Write out every entry precisely as given, leaving the pictures out.

Supplied entries ::
________________________

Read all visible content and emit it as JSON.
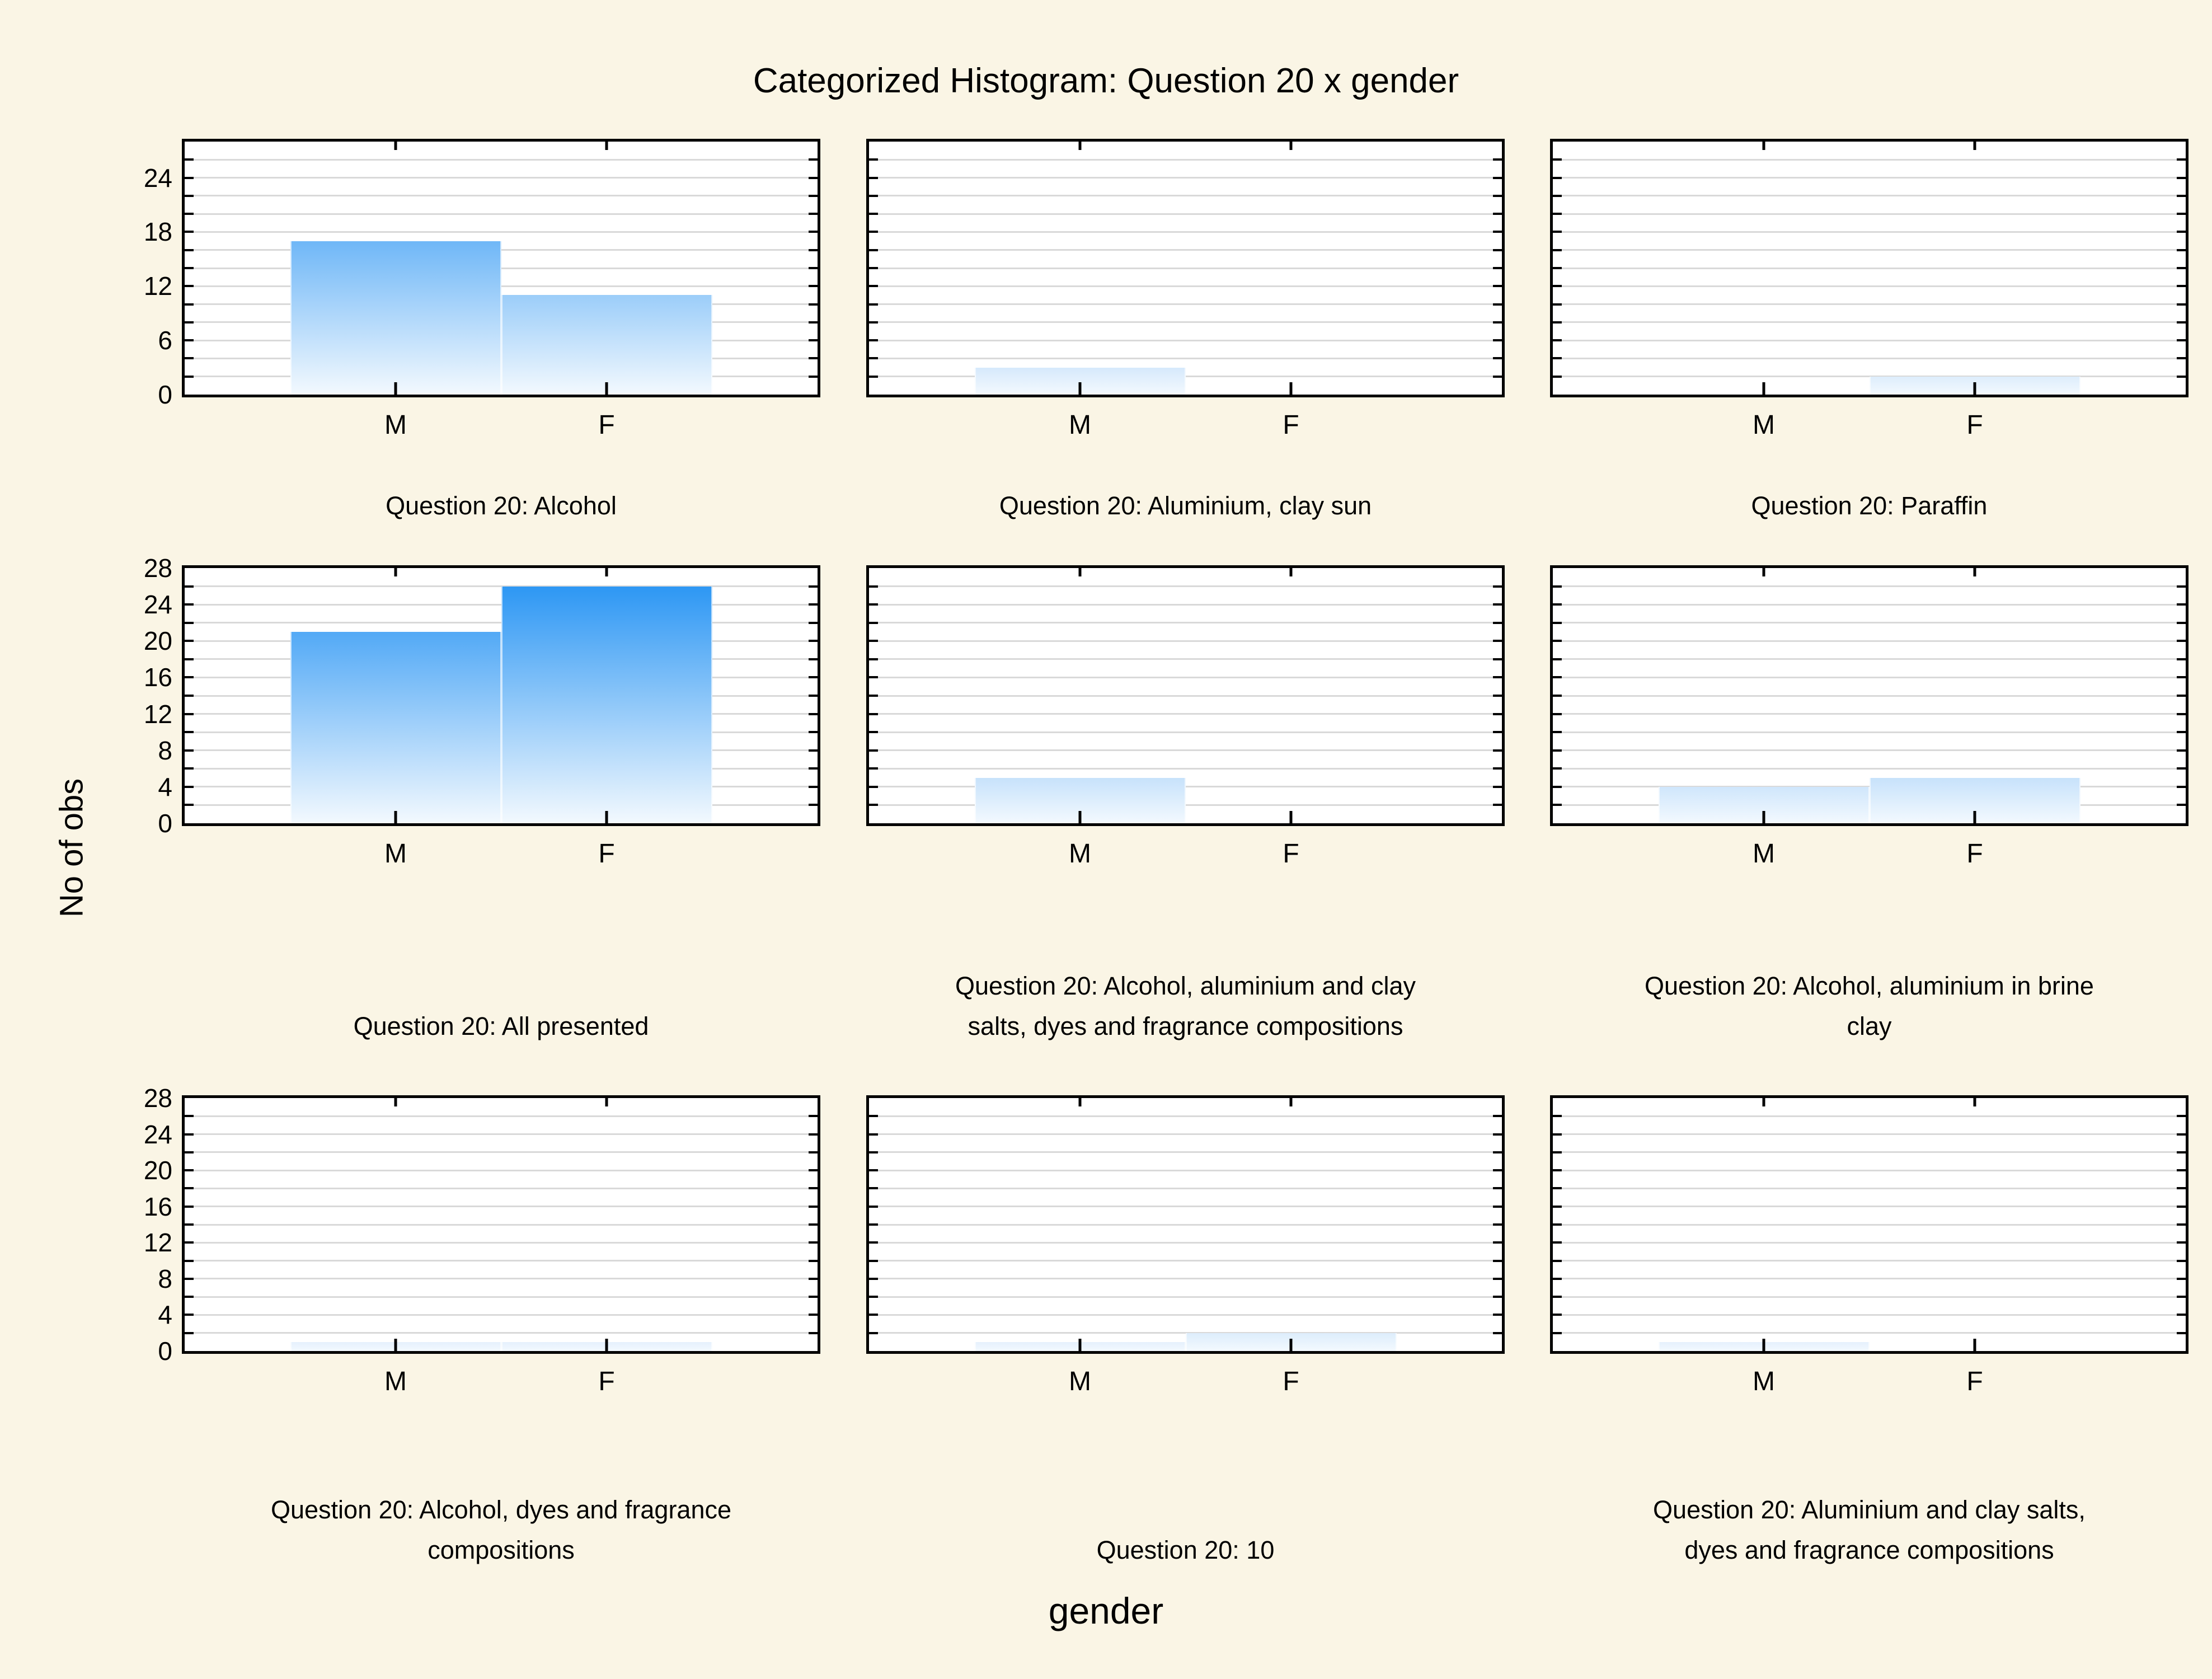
{
  "chart_data": {
    "type": "bar",
    "title": "Categorized Histogram: Question 20 x gender",
    "xlabel": "gender",
    "ylabel": "No of obs",
    "categories": [
      "M",
      "F"
    ],
    "ylim": [
      0,
      28
    ],
    "grid_step": 2,
    "grid": true,
    "legend": false,
    "panels": [
      {
        "subtitle": "Question 20: Alcohol",
        "subtitle_text": "Question 20: Alcohol",
        "values": [
          17,
          11
        ],
        "y_tick_labels": [
          0,
          6,
          12,
          18,
          24
        ]
      },
      {
        "subtitle": "Question 20: Aluminium, clay sun",
        "subtitle_text": "Question 20: Aluminium, clay sun",
        "values": [
          3,
          0
        ]
      },
      {
        "subtitle": "Question 20: Paraffin",
        "subtitle_text": "Question 20: Paraffin",
        "values": [
          0,
          2
        ]
      },
      {
        "subtitle": "Question 20: All presented",
        "subtitle_text": "Question 20: All presented",
        "values": [
          21,
          26
        ],
        "y_tick_labels": [
          0,
          4,
          8,
          12,
          16,
          20,
          24,
          28
        ]
      },
      {
        "subtitle": "Question 20: Alcohol, aluminium and clay salts, dyes and fragrance compositions",
        "subtitle_text": "Question 20: Alcohol, aluminium and clay\nsalts, dyes and fragrance compositions",
        "values": [
          5,
          0
        ]
      },
      {
        "subtitle": "Question 20: Alcohol, aluminium in brine clay",
        "subtitle_text": "Question 20: Alcohol, aluminium in brine\nclay",
        "values": [
          4,
          5
        ]
      },
      {
        "subtitle": "Question 20: Alcohol, dyes and fragrance compositions",
        "subtitle_text": "Question 20: Alcohol, dyes and fragrance\ncompositions",
        "values": [
          1,
          1
        ],
        "y_tick_labels": [
          0,
          4,
          8,
          12,
          16,
          20,
          24,
          28
        ]
      },
      {
        "subtitle": "Question 20: 10",
        "subtitle_text": "Question 20: 10",
        "values": [
          1,
          2
        ]
      },
      {
        "subtitle": "Question 20: Aluminium and clay salts, dyes and fragrance compositions",
        "subtitle_text": "Question 20: Aluminium and clay salts,\ndyes and fragrance compositions",
        "values": [
          1,
          0
        ]
      }
    ]
  },
  "colors": {
    "background": "#FAF5E5",
    "panel_background": "#FFFFFF",
    "gridline": "#D9D9D9",
    "frame": "#000000",
    "bar_top_max": "#1E90F3",
    "bar_top_min": "#ECF4FD",
    "bar_bottom": "#F3F9FE"
  }
}
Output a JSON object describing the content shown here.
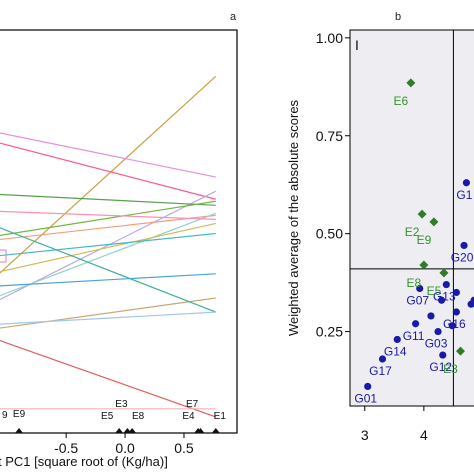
{
  "chart_data": [
    {
      "type": "line",
      "panel_label": "a",
      "xlabel": "t PC1 [square root of (Kg/ha)]",
      "x_ticks": [
        "-0.5",
        "0.0",
        "0.5"
      ],
      "x_tick_values": [
        -0.5,
        0.0,
        0.5
      ],
      "xlim": [
        -1.07,
        0.95
      ],
      "ylim": [
        0,
        1
      ],
      "left_partial_label": "9",
      "grid": false,
      "legend": "none",
      "series_endpoints": {
        "x_left": -1.07,
        "x_right": 0.77
      },
      "series": [
        {
          "color": "#c8a040",
          "y_start": 0.395,
          "y_end": 0.885
        },
        {
          "color": "#e48fdc",
          "y_start": 0.745,
          "y_end": 0.635
        },
        {
          "color": "#ff5a8c",
          "y_start": 0.72,
          "y_end": 0.58
        },
        {
          "color": "#b9a6ec",
          "y_start": 0.33,
          "y_end": 0.6
        },
        {
          "color": "#5aa050",
          "y_start": 0.592,
          "y_end": 0.565
        },
        {
          "color": "#70b840",
          "y_start": 0.49,
          "y_end": 0.575
        },
        {
          "color": "#f0a07a",
          "y_start": 0.48,
          "y_end": 0.54
        },
        {
          "color": "#8fd2c8",
          "y_start": 0.34,
          "y_end": 0.545
        },
        {
          "color": "#ff8fb8",
          "y_start": 0.55,
          "y_end": 0.53
        },
        {
          "color": "#d6b95a",
          "y_start": 0.4,
          "y_end": 0.52
        },
        {
          "color": "#49b8c8",
          "y_start": 0.44,
          "y_end": 0.495
        },
        {
          "color": "#4da2d8",
          "y_start": 0.365,
          "y_end": 0.395
        },
        {
          "color": "#c9a870",
          "y_start": 0.26,
          "y_end": 0.335
        },
        {
          "color": "#3fb0a0",
          "y_start": 0.51,
          "y_end": 0.3
        },
        {
          "color": "#a0c8e8",
          "y_start": 0.27,
          "y_end": 0.3
        },
        {
          "color": "#e65c5c",
          "y_start": 0.23,
          "y_end": 0.04
        },
        {
          "color": "#f5b5b5",
          "y_start": 0.06,
          "y_end": 0.06
        }
      ],
      "annotations": [
        {
          "text": "E9",
          "x": -0.9
        },
        {
          "text": "E3",
          "x": 0.02
        },
        {
          "text": "E5",
          "x": -0.05
        },
        {
          "text": "E8",
          "x": 0.06
        },
        {
          "text": "E7",
          "x": 0.62
        },
        {
          "text": "E4",
          "x": 0.64
        },
        {
          "text": "E1",
          "x": 0.77
        }
      ]
    },
    {
      "type": "scatter",
      "panel_label": "b",
      "ylabel": "Weighted average of the absolute scores",
      "x_ticks": [
        "3",
        "4"
      ],
      "x_tick_values": [
        3,
        4
      ],
      "xlim": [
        2.75,
        4.95
      ],
      "y_ticks": [
        "0.25",
        "0.50",
        "0.75",
        "1.00"
      ],
      "y_tick_values": [
        0.25,
        0.5,
        0.75,
        1.0
      ],
      "ylim": [
        0.06,
        1.02
      ],
      "quadrant_label": "I",
      "reference_lines": {
        "x": 4.5,
        "y": 0.41
      },
      "grid": false,
      "legend": "none",
      "environments": [
        {
          "label": "E6",
          "x": 3.78,
          "y": 0.885
        },
        {
          "label": "E2",
          "x": 3.97,
          "y": 0.55
        },
        {
          "label": "E9",
          "x": 4.17,
          "y": 0.53
        },
        {
          "label": "E8",
          "x": 4.0,
          "y": 0.42
        },
        {
          "label": "E5",
          "x": 4.34,
          "y": 0.4
        },
        {
          "label": "E3",
          "x": 4.62,
          "y": 0.2
        }
      ],
      "genotypes": [
        {
          "label": "G1",
          "x": 4.72,
          "y": 0.63
        },
        {
          "label": "G20",
          "x": 4.68,
          "y": 0.47
        },
        {
          "label": "G07",
          "x": 3.93,
          "y": 0.36
        },
        {
          "label": "G13",
          "x": 4.38,
          "y": 0.37
        },
        {
          "label": "G11",
          "x": 3.86,
          "y": 0.27
        },
        {
          "label": "G14",
          "x": 3.55,
          "y": 0.23
        },
        {
          "label": "G03",
          "x": 4.24,
          "y": 0.25
        },
        {
          "label": "G16",
          "x": 4.55,
          "y": 0.3
        },
        {
          "label": "G17",
          "x": 3.3,
          "y": 0.18
        },
        {
          "label": "G12",
          "x": 4.32,
          "y": 0.19
        },
        {
          "label": "G01",
          "x": 3.05,
          "y": 0.11
        }
      ],
      "extra_points": [
        {
          "x": 4.12,
          "y": 0.29
        },
        {
          "x": 4.3,
          "y": 0.33
        },
        {
          "x": 4.48,
          "y": 0.265
        },
        {
          "x": 4.55,
          "y": 0.35
        },
        {
          "x": 4.8,
          "y": 0.32
        },
        {
          "x": 4.85,
          "y": 0.33
        }
      ]
    }
  ]
}
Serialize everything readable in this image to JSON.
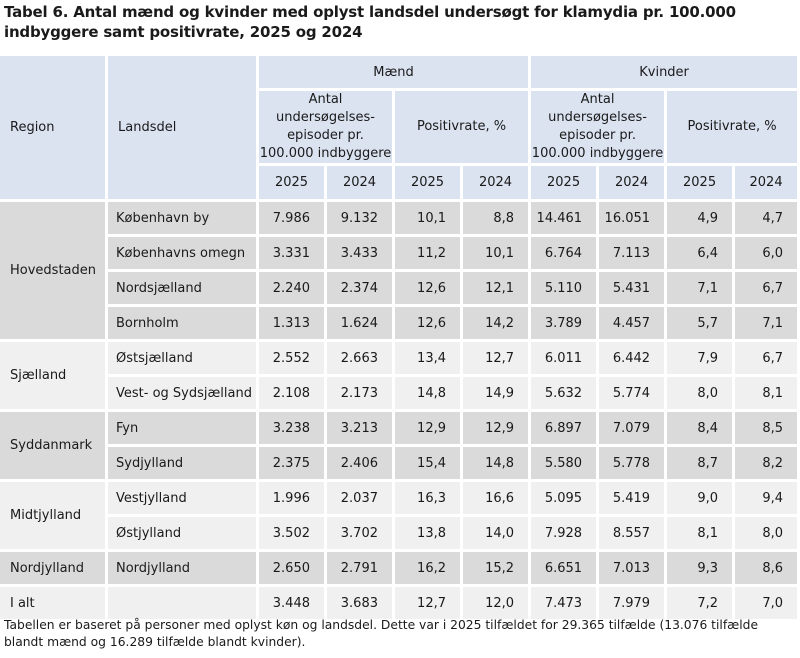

________________________

Exercise solution ::
Read all visible content and emit it as JSON.
{
  "chart_data": {
    "type": "bar",
    "title": "Categorized Histogram: Question 20 x gender",
    "xlabel": "gender",
    "ylabel": "No of obs",
    "categories": [
      "M",
      "F"
    ],
    "ylim": [
      0,
      28
    ],
    "grid_step": 2,
    "grid": true,
    "legend": false,
    "panels": [
      {
        "subtitle": "Question 20: Alcohol",
        "subtitle_text": "Question 20: Alcohol",
        "values": [
          17,
          11
        ],
        "y_tick_labels": [
          0,
          6,
          12,
          18,
          24
        ]
      },
      {
        "subtitle": "Question 20: Aluminium, clay sun",
        "subtitle_text": "Question 20: Aluminium, clay sun",
        "values": [
          3,
          0
        ]
      },
      {
        "subtitle": "Question 20: Paraffin",
        "subtitle_text": "Question 20: Paraffin",
        "values": [
          0,
          2
        ]
      },
      {
        "subtitle": "Question 20: All presented",
        "subtitle_text": "Question 20: All presented",
        "values": [
          21,
          26
        ],
        "y_tick_labels": [
          0,
          4,
          8,
          12,
          16,
          20,
          24,
          28
        ]
      },
      {
        "subtitle": "Question 20: Alcohol, aluminium and clay salts, dyes and fragrance compositions",
        "subtitle_text": "Question 20: Alcohol, aluminium and clay\nsalts, dyes and fragrance compositions",
        "values": [
          5,
          0
        ]
      },
      {
        "subtitle": "Question 20: Alcohol, aluminium in brine clay",
        "subtitle_text": "Question 20: Alcohol, aluminium in brine\nclay",
        "values": [
          4,
          5
        ]
      },
      {
        "subtitle": "Question 20: Alcohol, dyes and fragrance compositions",
        "subtitle_text": "Question 20: Alcohol, dyes and fragrance\ncompositions",
        "values": [
          1,
          1
        ],
        "y_tick_labels": [
          0,
          4,
          8,
          12,
          16,
          20,
          24,
          28
        ]
      },
      {
        "subtitle": "Question 20: 10",
        "subtitle_text": "Question 20: 10",
        "values": [
          1,
          2
        ]
      },
      {
        "subtitle": "Question 20: Aluminium and clay salts, dyes and fragrance compositions",
        "subtitle_text": "Question 20: Aluminium and clay salts,\ndyes and fragrance compositions",
        "values": [
          1,
          0
        ]
      }
    ]
  },
  "colors": {
    "background": "#FAF5E5",
    "panel_background": "#FFFFFF",
    "gridline": "#D9D9D9",
    "frame": "#000000",
    "bar_top_max": "#1E90F3",
    "bar_top_min": "#ECF4FD",
    "bar_bottom": "#F3F9FE"
  }
}
Output a JSON object describing the content shown here.
{
  "chart_data": [
    {
      "type": "line",
      "panel_label": "a",
      "xlabel": "t PC1 [square root of (Kg/ha)]",
      "x_ticks": [
        "-0.5",
        "0.0",
        "0.5"
      ],
      "x_tick_values": [
        -0.5,
        0.0,
        0.5
      ],
      "xlim": [
        -1.07,
        0.95
      ],
      "ylim": [
        0,
        1
      ],
      "left_partial_label": "9",
      "grid": false,
      "legend": "none",
      "series_endpoints": {
        "x_left": -1.07,
        "x_right": 0.77
      },
      "series": [
        {
          "color": "#c8a040",
          "y_start": 0.395,
          "y_end": 0.885
        },
        {
          "color": "#e48fdc",
          "y_start": 0.745,
          "y_end": 0.635
        },
        {
          "color": "#ff5a8c",
          "y_start": 0.72,
          "y_end": 0.58
        },
        {
          "color": "#b9a6ec",
          "y_start": 0.33,
          "y_end": 0.6
        },
        {
          "color": "#5aa050",
          "y_start": 0.592,
          "y_end": 0.565
        },
        {
          "color": "#70b840",
          "y_start": 0.49,
          "y_end": 0.575
        },
        {
          "color": "#f0a07a",
          "y_start": 0.48,
          "y_end": 0.54
        },
        {
          "color": "#8fd2c8",
          "y_start": 0.34,
          "y_end": 0.545
        },
        {
          "color": "#ff8fb8",
          "y_start": 0.55,
          "y_end": 0.53
        },
        {
          "color": "#d6b95a",
          "y_start": 0.4,
          "y_end": 0.52
        },
        {
          "color": "#49b8c8",
          "y_start": 0.44,
          "y_end": 0.495
        },
        {
          "color": "#4da2d8",
          "y_start": 0.365,
          "y_end": 0.395
        },
        {
          "color": "#c9a870",
          "y_start": 0.26,
          "y_end": 0.335
        },
        {
          "color": "#3fb0a0",
          "y_start": 0.51,
          "y_end": 0.3
        },
        {
          "color": "#a0c8e8",
          "y_start": 0.27,
          "y_end": 0.3
        },
        {
          "color": "#e65c5c",
          "y_start": 0.23,
          "y_end": 0.04
        },
        {
          "color": "#f5b5b5",
          "y_start": 0.06,
          "y_end": 0.06
        }
      ],
      "annotations": [
        {
          "text": "E9",
          "x": -0.9
        },
        {
          "text": "E3",
          "x": 0.02
        },
        {
          "text": "E5",
          "x": -0.05
        },
        {
          "text": "E8",
          "x": 0.06
        },
        {
          "text": "E7",
          "x": 0.62
        },
        {
          "text": "E4",
          "x": 0.64
        },
        {
          "text": "E1",
          "x": 0.77
        }
      ]
    },
    {
      "type": "scatter",
      "panel_label": "b",
      "ylabel": "Weighted average of the absolute scores",
      "x_ticks": [
        "3",
        "4"
      ],
      "x_tick_values": [
        3,
        4
      ],
      "xlim": [
        2.75,
        4.95
      ],
      "y_ticks": [
        "0.25",
        "0.50",
        "0.75",
        "1.00"
      ],
      "y_tick_values": [
        0.25,
        0.5,
        0.75,
        1.0
      ],
      "ylim": [
        0.06,
        1.02
      ],
      "quadrant_label": "I",
      "reference_lines": {
        "x": 4.5,
        "y": 0.41
      },
      "grid": false,
      "legend": "none",
      "environments": [
        {
          "label": "E6",
          "x": 3.78,
          "y": 0.885
        },
        {
          "label": "E2",
          "x": 3.97,
          "y": 0.55
        },
        {
          "label": "E9",
          "x": 4.17,
          "y": 0.53
        },
        {
          "label": "E8",
          "x": 4.0,
          "y": 0.42
        },
        {
          "label": "E5",
          "x": 4.34,
          "y": 0.4
        },
        {
          "label": "E3",
          "x": 4.62,
          "y": 0.2
        }
      ],
      "genotypes": [
        {
          "label": "G1",
          "x": 4.72,
          "y": 0.63
        },
        {
          "label": "G20",
          "x": 4.68,
          "y": 0.47
        },
        {
          "label": "G07",
          "x": 3.93,
          "y": 0.36
        },
        {
          "label": "G13",
          "x": 4.38,
          "y": 0.37
        },
        {
          "label": "G11",
          "x": 3.86,
          "y": 0.27
        },
        {
          "label": "G14",
          "x": 3.55,
          "y": 0.23
        },
        {
          "label": "G03",
          "x": 4.24,
          "y": 0.25
        },
        {
          "label": "G16",
          "x": 4.55,
          "y": 0.3
        },
        {
          "label": "G17",
          "x": 3.3,
          "y": 0.18
        },
        {
          "label": "G12",
          "x": 4.32,
          "y": 0.19
        },
        {
          "label": "G01",
          "x": 3.05,
          "y": 0.11
        }
      ],
      "extra_points": [
        {
          "x": 4.12,
          "y": 0.29
        },
        {
          "x": 4.3,
          "y": 0.33
        },
        {
          "x": 4.48,
          "y": 0.265
        },
        {
          "x": 4.55,
          "y": 0.35
        },
        {
          "x": 4.8,
          "y": 0.32
        },
        {
          "x": 4.85,
          "y": 0.33
        }
      ]
    }
  ]
}
Serialize everything readable in this image to JSON.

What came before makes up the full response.